===== Records supplied

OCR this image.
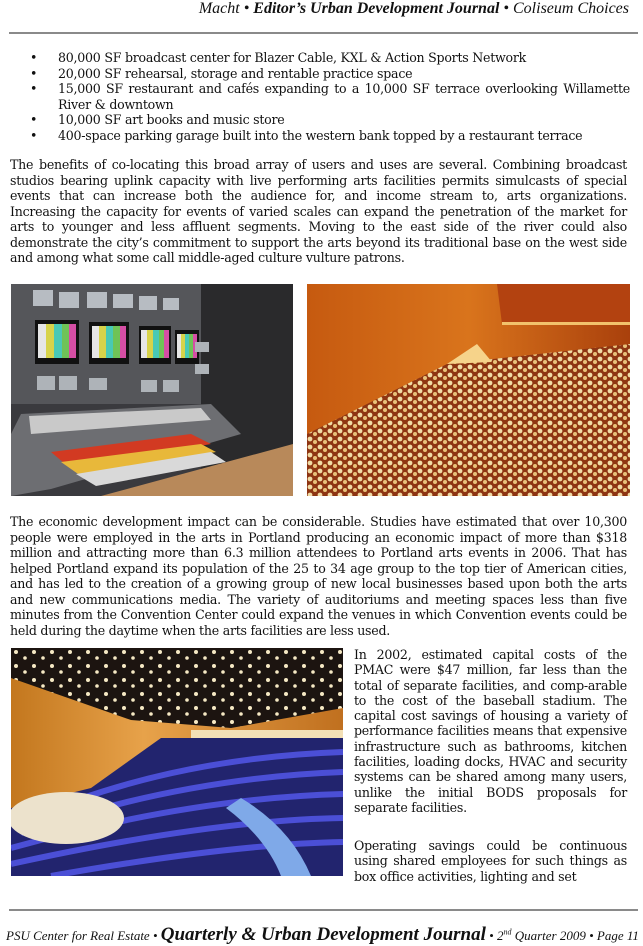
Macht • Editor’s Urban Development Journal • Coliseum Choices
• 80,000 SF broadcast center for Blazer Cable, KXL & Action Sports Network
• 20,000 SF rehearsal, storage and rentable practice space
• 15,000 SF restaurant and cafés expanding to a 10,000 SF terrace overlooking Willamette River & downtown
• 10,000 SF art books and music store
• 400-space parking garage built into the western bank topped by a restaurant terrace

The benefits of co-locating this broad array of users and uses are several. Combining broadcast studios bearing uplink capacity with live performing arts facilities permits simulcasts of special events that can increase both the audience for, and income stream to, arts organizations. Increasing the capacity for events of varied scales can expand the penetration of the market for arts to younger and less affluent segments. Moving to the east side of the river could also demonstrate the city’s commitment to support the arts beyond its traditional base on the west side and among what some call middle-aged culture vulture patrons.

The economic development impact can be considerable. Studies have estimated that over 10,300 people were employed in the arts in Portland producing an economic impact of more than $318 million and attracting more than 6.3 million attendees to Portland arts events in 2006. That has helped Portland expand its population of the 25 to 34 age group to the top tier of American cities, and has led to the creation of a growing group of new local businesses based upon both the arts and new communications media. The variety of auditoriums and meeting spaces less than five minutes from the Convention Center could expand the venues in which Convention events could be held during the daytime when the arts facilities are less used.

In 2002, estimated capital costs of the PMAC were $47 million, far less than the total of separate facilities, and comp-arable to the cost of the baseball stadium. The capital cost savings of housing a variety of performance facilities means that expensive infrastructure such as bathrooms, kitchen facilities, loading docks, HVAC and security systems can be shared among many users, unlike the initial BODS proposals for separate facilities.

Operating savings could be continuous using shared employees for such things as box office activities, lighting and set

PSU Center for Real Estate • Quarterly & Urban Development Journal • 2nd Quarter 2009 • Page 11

==========
===== Records supplied

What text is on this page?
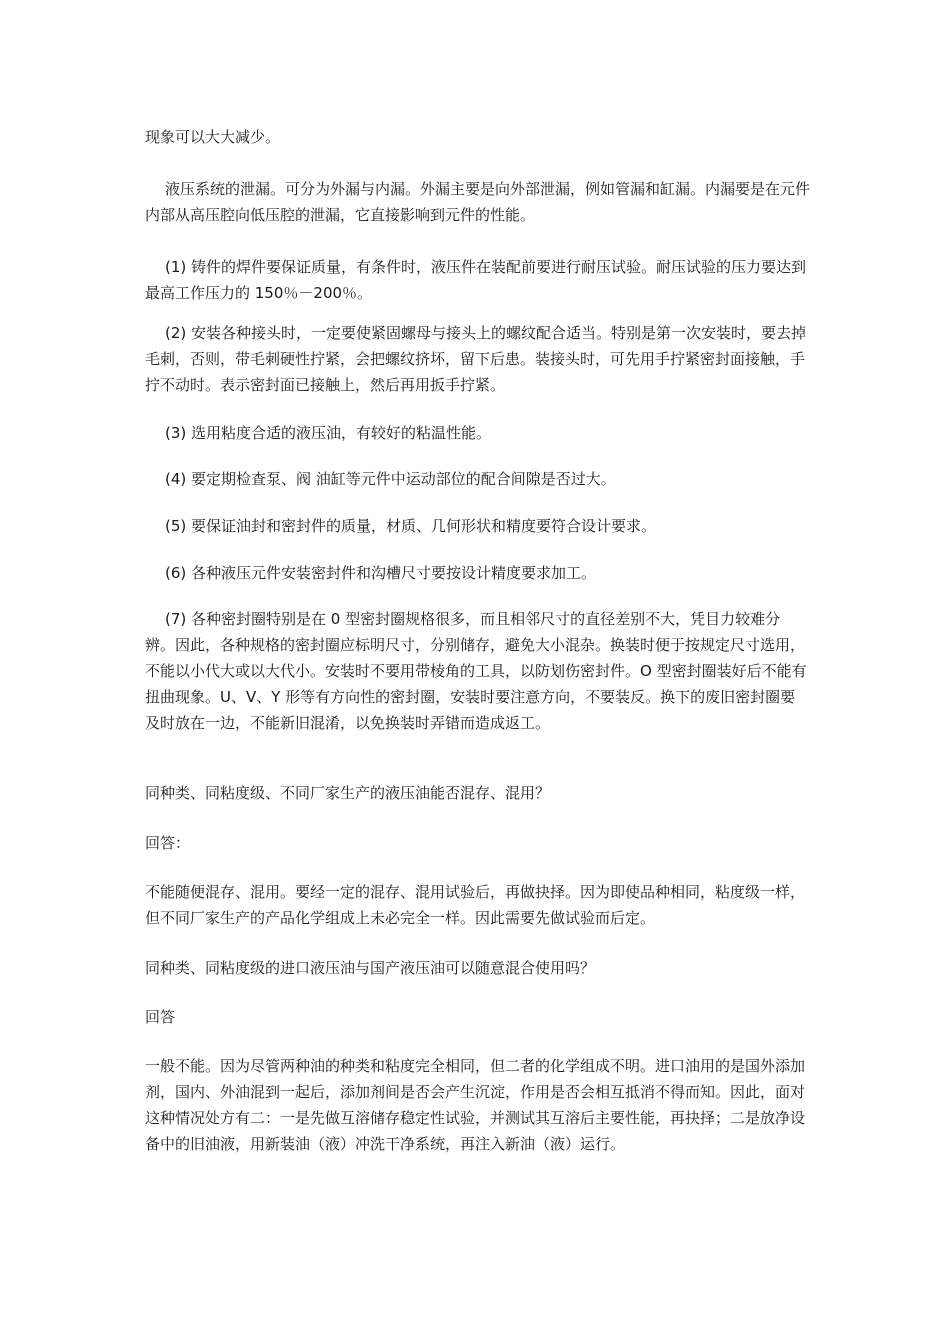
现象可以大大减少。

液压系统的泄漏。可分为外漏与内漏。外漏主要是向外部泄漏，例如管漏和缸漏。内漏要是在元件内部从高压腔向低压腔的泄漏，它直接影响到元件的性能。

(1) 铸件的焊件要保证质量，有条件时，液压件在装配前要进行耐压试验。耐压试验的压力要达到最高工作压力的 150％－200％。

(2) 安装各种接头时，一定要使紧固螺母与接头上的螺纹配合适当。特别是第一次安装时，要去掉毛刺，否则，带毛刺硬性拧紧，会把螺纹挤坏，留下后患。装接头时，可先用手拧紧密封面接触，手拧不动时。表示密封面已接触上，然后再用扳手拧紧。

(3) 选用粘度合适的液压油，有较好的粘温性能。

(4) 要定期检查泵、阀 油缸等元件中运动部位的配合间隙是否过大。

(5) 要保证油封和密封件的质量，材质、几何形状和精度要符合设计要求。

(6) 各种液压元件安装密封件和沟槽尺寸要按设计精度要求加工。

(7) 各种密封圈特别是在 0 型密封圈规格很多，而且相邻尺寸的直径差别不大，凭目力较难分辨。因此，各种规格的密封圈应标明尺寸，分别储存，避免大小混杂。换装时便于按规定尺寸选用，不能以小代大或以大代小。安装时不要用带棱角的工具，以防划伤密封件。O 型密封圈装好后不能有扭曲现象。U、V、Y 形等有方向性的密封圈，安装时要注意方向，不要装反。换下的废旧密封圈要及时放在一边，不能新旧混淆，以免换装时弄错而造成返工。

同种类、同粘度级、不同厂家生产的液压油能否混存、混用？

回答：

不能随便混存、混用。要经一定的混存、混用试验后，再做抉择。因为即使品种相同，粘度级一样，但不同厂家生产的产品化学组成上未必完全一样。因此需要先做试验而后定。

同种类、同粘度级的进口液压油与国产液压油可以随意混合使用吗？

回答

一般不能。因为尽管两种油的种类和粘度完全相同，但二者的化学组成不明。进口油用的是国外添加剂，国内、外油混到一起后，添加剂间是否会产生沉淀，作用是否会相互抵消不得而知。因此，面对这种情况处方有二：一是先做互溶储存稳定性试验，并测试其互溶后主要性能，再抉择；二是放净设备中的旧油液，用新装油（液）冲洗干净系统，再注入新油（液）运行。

==========
===== Records supplied

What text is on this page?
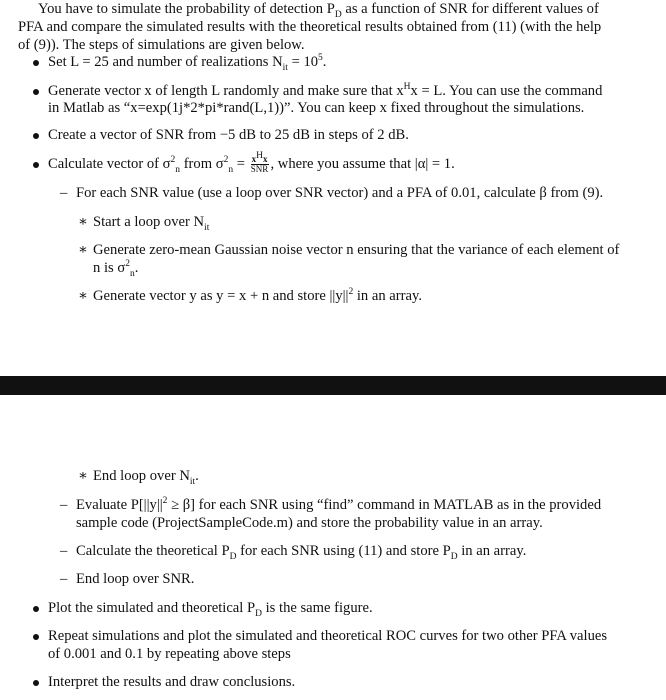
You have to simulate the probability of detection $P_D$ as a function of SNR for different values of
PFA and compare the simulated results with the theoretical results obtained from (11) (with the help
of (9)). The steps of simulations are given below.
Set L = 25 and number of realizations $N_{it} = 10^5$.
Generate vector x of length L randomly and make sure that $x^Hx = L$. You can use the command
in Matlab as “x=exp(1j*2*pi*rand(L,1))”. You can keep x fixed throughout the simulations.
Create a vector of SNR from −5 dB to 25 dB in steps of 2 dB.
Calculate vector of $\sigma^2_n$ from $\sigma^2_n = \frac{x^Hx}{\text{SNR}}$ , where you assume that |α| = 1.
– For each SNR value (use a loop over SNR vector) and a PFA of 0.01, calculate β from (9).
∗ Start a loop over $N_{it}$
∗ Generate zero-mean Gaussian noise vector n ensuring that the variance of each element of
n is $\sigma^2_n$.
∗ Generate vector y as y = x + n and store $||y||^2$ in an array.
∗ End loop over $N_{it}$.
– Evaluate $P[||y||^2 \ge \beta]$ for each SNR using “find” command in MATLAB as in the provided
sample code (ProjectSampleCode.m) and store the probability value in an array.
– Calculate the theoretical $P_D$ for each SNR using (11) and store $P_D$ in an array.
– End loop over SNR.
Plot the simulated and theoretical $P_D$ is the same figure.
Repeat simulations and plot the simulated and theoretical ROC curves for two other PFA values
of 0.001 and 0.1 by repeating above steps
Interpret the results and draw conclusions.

==========

§ **To be done**: Filter the records for lines holding the string "sigma". Copy each one.

§ **Expected output**:
Calculate vector of $\sigma^2_n$ from $\sigma^2_n = \frac{x^Hx}{\text{SNR}}$ , where you assume that |α| = 1.
n is $\sigma^2_n$.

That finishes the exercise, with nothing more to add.